-- start TASK DATA --

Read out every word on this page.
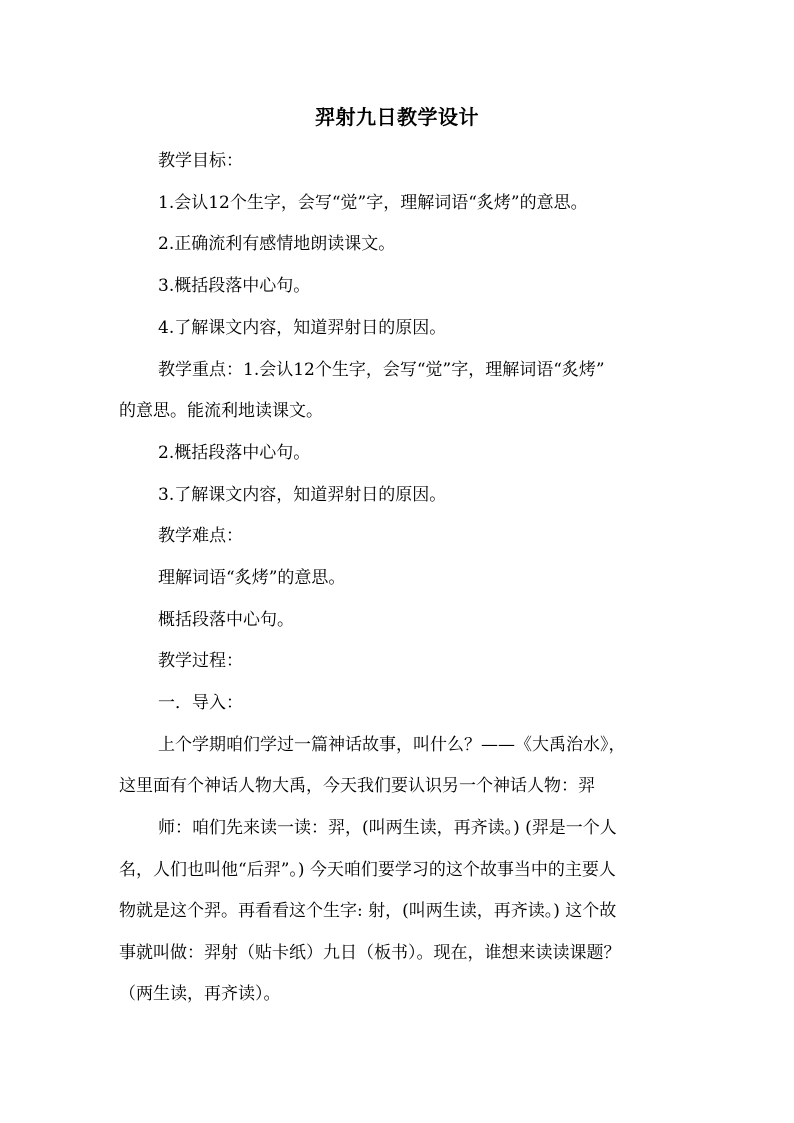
羿射九日教学设计
教学目标：
1.会认12个生字，会写“觉”字，理解词语“炙烤”的意思。
2.正确流利有感情地朗读课文。
3.概括段落中心句。
4.了解课文内容，知道羿射日的原因。
教学重点：1.会认12个生字，会写“觉”字，理解词语“炙烤”
的意思。能流利地读课文。
2.概括段落中心句。
3.了解课文内容，知道羿射日的原因。
教学难点：
理解词语“炙烤”的意思。
概括段落中心句。
教学过程：
一．导入：
上个学期咱们学过一篇神话故事，叫什么？——《大禹治水》，
这里面有个神话人物大禹，今天我们要认识另一个神话人物：羿
师：咱们先来读一读：羿，(叫两生读，再齐读。) (羿是一个人
名，人们也叫他“后羿”。) 今天咱们要学习的这个故事当中的主要人
物就是这个羿。再看看这个生字: 射，(叫两生读，再齐读。) 这个故
事就叫做：羿射（贴卡纸）九日（板书）。现在，谁想来读读课题？
（两生读，再齐读）。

-- end TASK DATA --

Take each line of the material that contains the word "理解词语" and list it.

:: EXERCISE SOLUTION ::
1.会认12个生字，会写“觉”字，理解词语“炙烤”的意思。
教学重点：1.会认12个生字，会写“觉”字，理解词语“炙烤”
理解词语“炙烤”的意思。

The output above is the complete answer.